*PROBLEM REQUIREMENTS:*
Return all lines that include the string "legend".

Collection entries
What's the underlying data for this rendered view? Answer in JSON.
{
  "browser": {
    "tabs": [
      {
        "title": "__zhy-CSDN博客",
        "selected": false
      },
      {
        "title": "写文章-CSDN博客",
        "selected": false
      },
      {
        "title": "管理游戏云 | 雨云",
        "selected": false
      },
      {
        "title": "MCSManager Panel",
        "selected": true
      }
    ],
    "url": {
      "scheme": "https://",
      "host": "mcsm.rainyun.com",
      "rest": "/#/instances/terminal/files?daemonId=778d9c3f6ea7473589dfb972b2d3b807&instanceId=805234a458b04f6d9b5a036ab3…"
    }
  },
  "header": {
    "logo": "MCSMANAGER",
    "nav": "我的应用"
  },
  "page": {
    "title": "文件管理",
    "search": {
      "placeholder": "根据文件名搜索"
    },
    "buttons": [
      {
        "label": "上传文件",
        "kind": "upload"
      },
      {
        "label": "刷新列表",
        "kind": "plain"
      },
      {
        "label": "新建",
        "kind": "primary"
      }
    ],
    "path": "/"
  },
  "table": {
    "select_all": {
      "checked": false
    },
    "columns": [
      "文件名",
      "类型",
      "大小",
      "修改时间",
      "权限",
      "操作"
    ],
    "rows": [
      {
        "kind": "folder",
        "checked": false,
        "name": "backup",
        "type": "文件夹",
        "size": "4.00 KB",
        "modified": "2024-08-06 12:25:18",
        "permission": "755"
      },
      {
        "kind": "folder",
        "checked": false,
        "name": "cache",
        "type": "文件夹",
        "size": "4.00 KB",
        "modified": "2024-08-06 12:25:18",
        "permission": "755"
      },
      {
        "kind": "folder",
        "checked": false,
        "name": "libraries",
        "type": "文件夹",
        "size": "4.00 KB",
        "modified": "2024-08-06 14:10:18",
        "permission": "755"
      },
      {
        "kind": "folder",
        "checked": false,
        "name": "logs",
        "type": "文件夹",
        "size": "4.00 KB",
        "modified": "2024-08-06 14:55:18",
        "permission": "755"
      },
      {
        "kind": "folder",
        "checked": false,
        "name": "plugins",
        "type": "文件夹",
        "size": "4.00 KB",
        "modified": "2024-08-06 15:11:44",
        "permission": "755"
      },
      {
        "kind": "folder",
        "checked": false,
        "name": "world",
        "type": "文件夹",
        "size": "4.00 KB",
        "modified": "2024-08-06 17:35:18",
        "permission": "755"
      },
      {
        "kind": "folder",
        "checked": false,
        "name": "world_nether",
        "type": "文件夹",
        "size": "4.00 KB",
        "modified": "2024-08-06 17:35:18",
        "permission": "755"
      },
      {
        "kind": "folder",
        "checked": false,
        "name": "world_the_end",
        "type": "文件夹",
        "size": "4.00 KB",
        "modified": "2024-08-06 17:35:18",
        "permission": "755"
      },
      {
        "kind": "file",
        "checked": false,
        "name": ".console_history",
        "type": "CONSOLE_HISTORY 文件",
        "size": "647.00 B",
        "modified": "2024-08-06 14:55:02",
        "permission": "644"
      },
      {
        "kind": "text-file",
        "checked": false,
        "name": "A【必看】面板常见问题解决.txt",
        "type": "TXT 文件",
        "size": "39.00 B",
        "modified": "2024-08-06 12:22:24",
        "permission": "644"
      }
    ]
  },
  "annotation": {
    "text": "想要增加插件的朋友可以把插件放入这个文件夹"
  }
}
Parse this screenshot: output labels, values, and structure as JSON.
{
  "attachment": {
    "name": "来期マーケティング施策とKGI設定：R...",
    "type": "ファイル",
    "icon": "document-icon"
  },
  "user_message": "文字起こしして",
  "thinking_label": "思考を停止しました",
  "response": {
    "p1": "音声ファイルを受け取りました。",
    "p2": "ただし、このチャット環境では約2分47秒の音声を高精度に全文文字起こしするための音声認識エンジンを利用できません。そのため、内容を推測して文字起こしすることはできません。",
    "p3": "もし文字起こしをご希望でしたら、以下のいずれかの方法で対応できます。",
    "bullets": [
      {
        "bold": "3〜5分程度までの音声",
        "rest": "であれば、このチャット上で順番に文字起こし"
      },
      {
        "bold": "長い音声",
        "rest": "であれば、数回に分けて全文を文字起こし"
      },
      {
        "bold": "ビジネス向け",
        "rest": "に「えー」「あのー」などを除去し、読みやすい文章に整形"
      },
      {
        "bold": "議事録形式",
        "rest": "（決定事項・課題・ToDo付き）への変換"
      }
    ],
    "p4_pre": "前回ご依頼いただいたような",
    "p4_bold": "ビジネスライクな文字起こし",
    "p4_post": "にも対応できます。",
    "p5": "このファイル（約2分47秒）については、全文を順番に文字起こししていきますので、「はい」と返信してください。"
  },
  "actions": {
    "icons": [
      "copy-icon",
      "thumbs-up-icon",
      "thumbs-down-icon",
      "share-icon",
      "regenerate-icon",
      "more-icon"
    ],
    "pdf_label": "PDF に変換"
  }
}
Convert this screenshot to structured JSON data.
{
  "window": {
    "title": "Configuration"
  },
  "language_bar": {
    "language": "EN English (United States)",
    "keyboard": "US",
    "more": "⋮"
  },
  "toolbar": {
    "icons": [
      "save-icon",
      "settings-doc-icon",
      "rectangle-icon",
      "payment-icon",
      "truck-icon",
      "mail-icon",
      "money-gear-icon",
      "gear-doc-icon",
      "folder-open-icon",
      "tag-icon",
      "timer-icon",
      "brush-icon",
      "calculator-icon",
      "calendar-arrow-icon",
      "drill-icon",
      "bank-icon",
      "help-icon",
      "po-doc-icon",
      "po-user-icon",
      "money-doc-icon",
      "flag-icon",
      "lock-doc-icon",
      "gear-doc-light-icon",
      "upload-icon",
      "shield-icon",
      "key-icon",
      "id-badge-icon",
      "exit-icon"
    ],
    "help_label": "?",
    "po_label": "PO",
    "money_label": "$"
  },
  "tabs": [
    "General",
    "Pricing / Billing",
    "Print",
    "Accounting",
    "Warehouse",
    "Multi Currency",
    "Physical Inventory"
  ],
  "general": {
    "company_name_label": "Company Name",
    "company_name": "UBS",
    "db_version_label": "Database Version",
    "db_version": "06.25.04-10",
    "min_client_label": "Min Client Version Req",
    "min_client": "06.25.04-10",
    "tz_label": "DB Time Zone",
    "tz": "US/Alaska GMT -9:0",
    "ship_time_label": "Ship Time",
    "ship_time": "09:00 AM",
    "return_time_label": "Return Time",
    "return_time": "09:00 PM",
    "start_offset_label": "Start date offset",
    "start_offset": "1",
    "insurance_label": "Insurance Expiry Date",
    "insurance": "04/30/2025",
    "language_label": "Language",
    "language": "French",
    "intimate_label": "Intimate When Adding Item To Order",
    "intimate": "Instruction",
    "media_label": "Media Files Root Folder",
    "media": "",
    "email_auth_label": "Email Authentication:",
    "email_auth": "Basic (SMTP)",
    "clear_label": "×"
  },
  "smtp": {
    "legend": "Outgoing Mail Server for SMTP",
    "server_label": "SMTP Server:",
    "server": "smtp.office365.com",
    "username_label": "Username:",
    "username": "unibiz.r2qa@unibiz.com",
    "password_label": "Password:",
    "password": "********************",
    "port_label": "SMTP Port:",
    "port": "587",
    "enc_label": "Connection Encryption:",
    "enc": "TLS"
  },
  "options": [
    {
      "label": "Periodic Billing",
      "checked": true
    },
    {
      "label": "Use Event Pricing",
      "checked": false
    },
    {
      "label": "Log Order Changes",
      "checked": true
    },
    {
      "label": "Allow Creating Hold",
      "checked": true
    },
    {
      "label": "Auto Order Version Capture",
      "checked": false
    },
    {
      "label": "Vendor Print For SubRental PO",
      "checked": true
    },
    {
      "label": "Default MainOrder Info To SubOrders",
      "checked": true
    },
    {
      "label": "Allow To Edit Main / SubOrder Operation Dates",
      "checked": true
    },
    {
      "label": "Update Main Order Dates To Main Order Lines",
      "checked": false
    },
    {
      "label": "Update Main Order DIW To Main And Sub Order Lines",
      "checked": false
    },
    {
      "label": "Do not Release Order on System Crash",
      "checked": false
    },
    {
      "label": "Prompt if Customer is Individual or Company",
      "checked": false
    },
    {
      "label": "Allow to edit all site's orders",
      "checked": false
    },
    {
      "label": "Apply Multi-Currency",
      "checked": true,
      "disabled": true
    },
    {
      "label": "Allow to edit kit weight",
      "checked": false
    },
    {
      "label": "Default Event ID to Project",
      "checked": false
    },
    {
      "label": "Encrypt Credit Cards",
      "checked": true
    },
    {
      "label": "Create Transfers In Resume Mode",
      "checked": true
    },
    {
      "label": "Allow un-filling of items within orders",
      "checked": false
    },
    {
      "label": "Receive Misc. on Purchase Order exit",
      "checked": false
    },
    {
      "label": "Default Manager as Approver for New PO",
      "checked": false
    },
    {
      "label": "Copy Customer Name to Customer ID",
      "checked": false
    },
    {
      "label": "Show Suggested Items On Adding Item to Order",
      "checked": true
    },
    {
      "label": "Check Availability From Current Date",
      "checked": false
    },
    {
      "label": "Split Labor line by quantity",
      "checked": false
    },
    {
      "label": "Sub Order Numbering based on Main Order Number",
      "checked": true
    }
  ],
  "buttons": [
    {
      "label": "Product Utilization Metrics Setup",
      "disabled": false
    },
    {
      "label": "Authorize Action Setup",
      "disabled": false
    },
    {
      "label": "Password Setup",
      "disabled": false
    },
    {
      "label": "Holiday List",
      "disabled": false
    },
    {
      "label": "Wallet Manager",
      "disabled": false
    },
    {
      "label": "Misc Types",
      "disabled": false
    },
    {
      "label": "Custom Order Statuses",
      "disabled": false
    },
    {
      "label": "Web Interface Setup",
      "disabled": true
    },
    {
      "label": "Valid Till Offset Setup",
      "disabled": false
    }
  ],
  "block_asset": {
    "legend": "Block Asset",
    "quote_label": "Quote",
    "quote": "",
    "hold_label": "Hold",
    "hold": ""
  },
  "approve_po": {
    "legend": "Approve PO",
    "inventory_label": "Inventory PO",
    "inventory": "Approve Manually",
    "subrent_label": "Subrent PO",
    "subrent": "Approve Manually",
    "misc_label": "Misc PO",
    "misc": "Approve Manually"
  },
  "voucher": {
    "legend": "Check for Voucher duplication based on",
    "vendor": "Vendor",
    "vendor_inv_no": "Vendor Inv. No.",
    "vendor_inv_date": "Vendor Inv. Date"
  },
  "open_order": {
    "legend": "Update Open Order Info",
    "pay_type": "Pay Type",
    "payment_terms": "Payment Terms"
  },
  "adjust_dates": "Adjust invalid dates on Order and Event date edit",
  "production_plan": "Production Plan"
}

*RESULT OF THIS TASK:*
    "legend": "Outgoing Mail Server for SMTP",
    "legend": "Block Asset",
    "legend": "Approve PO",
    "legend": "Check for Voucher duplication based on",
    "legend": "Update Open Order Info",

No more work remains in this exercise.